Stored data:
__________________________________________________

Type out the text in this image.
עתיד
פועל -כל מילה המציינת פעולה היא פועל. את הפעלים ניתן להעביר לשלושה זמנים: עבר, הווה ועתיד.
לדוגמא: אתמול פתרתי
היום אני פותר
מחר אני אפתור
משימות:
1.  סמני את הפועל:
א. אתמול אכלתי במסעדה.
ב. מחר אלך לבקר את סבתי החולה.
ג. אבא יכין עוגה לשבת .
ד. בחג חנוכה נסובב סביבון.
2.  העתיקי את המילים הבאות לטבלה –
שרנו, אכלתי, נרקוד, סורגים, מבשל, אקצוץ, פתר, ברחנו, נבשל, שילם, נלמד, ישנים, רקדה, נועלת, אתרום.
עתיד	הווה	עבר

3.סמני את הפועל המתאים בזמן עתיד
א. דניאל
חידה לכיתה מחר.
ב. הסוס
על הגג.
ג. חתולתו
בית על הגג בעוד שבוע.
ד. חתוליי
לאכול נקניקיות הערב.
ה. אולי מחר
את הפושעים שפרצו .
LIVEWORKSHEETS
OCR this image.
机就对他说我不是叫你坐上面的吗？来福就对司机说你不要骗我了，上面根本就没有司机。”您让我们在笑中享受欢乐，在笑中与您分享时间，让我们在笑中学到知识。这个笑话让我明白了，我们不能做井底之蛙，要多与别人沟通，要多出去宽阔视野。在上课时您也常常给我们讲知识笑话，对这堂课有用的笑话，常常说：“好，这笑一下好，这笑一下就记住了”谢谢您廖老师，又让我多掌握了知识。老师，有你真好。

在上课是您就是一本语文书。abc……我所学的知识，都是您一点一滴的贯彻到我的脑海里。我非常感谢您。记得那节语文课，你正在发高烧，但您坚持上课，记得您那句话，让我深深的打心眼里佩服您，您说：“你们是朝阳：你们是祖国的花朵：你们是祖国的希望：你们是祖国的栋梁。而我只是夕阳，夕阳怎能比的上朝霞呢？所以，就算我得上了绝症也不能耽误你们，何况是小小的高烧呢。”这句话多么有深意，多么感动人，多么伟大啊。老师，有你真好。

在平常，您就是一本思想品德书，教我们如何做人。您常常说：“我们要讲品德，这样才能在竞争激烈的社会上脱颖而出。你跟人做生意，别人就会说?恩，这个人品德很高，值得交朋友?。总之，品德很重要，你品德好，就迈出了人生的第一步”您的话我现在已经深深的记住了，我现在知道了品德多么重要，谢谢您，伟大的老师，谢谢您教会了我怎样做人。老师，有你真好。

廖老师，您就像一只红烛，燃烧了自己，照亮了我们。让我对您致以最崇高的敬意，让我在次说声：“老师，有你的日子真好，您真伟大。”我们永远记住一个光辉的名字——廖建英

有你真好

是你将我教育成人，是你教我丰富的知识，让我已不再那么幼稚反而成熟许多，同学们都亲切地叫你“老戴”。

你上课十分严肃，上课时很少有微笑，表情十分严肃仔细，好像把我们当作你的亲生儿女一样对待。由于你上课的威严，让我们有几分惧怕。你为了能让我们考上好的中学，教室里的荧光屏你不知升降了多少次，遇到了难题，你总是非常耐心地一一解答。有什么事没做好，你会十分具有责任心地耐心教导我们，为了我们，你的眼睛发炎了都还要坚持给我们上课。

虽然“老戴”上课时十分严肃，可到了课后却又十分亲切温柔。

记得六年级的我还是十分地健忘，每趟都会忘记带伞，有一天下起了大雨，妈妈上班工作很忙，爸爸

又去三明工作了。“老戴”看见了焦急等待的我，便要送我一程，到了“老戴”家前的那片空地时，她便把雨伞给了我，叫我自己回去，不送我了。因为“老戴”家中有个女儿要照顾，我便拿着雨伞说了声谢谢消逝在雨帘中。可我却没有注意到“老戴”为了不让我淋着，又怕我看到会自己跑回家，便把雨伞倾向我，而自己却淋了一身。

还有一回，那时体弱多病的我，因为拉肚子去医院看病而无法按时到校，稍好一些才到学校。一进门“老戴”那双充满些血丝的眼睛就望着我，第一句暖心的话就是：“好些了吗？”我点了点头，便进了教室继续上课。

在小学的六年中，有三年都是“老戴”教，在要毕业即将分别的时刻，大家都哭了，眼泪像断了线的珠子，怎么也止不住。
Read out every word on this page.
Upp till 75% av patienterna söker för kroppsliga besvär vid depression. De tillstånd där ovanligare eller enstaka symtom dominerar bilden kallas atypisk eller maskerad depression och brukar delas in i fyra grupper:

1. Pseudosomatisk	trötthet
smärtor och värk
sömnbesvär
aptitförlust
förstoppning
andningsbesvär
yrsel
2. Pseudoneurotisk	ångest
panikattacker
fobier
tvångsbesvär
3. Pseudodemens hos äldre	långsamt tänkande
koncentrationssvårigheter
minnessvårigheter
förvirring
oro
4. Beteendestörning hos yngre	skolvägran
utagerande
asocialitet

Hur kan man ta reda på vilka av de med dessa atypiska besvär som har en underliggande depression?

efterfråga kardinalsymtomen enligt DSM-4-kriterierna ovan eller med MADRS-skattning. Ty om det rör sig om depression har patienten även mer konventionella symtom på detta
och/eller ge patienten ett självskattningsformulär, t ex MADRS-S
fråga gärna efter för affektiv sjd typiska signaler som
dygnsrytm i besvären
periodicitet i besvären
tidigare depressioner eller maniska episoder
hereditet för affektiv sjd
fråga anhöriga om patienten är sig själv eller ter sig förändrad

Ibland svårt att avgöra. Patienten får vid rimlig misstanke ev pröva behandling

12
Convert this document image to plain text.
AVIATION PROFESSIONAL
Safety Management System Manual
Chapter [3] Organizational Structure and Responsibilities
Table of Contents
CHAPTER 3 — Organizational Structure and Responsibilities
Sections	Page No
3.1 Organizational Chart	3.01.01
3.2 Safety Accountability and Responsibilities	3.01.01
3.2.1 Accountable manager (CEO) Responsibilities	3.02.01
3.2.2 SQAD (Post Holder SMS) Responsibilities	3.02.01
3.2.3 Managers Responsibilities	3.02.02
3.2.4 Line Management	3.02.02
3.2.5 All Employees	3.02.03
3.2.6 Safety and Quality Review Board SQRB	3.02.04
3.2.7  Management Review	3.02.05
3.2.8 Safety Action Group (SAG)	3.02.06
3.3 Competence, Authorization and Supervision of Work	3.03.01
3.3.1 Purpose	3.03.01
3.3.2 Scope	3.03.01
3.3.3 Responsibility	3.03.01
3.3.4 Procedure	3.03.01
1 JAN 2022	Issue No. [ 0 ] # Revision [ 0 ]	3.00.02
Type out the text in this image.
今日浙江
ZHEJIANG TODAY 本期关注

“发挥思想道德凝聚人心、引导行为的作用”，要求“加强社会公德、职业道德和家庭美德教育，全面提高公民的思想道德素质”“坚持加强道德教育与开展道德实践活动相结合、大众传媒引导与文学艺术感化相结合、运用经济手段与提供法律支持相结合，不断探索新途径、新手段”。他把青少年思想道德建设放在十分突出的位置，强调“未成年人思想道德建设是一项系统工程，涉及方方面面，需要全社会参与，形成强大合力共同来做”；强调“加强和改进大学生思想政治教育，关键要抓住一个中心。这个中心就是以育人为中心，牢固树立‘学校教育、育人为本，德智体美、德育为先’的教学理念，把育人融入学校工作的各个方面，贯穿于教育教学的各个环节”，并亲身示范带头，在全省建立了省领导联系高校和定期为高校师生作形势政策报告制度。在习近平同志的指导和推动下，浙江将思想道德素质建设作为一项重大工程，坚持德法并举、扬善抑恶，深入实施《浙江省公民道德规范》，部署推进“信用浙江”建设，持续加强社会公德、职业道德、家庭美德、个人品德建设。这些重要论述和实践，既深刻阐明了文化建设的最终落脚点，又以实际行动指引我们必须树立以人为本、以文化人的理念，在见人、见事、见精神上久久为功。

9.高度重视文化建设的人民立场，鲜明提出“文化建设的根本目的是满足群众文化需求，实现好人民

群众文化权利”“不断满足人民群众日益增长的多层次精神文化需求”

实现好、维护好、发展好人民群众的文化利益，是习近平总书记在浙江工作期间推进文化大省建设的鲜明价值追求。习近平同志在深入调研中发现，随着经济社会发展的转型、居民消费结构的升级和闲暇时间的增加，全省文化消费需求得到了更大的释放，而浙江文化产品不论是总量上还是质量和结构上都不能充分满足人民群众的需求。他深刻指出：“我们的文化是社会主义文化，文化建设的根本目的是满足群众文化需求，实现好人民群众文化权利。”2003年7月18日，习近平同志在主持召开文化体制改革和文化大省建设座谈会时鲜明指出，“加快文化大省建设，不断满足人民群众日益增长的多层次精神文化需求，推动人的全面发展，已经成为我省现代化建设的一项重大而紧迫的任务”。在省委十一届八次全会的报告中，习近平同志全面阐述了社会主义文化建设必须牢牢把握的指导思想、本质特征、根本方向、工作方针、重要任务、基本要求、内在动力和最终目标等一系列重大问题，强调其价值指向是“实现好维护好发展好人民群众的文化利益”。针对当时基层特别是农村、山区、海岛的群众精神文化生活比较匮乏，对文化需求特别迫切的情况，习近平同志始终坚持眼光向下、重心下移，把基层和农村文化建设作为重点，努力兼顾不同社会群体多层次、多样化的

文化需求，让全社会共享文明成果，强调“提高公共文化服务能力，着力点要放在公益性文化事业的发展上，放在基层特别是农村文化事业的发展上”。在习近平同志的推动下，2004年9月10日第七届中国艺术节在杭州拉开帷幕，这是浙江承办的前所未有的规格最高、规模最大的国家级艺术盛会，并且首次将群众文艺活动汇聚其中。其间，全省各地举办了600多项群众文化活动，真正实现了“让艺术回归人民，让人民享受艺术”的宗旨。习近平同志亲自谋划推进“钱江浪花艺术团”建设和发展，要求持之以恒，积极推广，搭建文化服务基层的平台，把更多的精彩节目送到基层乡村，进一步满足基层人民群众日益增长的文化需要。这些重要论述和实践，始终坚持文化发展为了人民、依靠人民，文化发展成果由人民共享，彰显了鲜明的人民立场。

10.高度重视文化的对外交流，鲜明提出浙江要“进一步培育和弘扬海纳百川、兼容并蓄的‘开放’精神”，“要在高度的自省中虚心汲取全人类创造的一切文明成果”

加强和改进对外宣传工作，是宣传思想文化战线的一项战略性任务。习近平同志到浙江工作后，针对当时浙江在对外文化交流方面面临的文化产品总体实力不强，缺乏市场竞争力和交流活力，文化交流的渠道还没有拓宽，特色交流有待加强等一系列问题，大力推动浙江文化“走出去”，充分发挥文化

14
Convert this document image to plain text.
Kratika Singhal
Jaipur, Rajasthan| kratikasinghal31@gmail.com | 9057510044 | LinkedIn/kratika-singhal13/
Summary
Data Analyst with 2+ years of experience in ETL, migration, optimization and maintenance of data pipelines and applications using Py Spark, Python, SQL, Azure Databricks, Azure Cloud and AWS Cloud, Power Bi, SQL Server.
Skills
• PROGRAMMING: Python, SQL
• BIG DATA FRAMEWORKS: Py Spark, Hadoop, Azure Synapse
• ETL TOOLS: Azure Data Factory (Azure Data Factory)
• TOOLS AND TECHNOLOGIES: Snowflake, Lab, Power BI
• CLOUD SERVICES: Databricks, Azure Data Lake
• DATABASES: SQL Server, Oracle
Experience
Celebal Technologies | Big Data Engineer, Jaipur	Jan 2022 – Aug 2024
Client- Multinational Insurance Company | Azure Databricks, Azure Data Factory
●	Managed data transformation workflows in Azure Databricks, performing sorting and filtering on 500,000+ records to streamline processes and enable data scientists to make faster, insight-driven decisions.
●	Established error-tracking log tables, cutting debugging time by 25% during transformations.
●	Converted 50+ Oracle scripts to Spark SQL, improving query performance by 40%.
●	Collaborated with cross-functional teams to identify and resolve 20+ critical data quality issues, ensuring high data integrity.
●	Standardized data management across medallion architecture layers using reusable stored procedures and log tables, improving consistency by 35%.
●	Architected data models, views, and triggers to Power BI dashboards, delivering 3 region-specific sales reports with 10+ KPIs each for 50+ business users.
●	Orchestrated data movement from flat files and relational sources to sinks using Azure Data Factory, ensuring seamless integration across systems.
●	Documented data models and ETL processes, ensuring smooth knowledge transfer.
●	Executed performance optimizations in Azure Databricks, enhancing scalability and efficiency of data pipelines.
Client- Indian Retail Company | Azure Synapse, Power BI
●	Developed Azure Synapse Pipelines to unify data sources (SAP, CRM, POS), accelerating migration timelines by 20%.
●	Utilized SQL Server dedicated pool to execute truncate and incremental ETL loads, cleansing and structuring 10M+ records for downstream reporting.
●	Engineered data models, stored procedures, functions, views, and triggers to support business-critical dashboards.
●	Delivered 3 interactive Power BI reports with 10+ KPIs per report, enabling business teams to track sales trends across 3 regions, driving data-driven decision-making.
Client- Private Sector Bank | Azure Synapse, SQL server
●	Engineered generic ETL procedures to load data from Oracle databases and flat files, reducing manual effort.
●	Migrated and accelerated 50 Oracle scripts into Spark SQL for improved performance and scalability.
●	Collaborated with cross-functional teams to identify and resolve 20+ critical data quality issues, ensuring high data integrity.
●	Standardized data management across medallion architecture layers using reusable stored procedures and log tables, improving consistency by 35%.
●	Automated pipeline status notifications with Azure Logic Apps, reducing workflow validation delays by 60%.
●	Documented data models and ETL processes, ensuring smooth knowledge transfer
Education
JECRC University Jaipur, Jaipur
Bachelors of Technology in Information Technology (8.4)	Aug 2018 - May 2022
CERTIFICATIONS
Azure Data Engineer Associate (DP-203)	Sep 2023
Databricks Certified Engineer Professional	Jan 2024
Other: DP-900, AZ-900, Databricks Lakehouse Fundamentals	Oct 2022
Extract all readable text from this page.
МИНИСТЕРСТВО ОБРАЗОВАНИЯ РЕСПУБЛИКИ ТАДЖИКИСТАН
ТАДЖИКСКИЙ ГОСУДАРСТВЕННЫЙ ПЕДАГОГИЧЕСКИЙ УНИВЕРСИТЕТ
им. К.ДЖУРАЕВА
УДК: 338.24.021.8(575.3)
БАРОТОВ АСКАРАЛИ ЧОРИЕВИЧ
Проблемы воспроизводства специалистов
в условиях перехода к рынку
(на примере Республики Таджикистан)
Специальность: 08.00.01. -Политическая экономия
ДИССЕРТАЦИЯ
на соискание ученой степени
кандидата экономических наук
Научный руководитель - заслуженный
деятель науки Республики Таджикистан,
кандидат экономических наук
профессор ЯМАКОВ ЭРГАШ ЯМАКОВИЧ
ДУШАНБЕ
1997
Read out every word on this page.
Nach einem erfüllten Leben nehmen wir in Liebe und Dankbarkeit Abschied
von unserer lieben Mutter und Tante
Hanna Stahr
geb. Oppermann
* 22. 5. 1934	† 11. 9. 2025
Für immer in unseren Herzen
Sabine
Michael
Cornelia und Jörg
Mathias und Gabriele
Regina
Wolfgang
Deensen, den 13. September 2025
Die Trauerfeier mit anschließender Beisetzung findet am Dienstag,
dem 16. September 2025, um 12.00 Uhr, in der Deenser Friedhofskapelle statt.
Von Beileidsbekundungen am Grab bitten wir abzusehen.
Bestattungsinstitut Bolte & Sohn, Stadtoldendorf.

__________________________________________________

Requirement
Filter the entries and copy out every line with the word "from".

Written response
●	Orchestrated data movement from flat files and relational sources to sinks using Azure Data Factory, ensuring seamless integration across systems.
●	Engineered generic ETL procedures to load data from Oracle databases and flat files, reducing manual effort.
Extract all readable text from this page.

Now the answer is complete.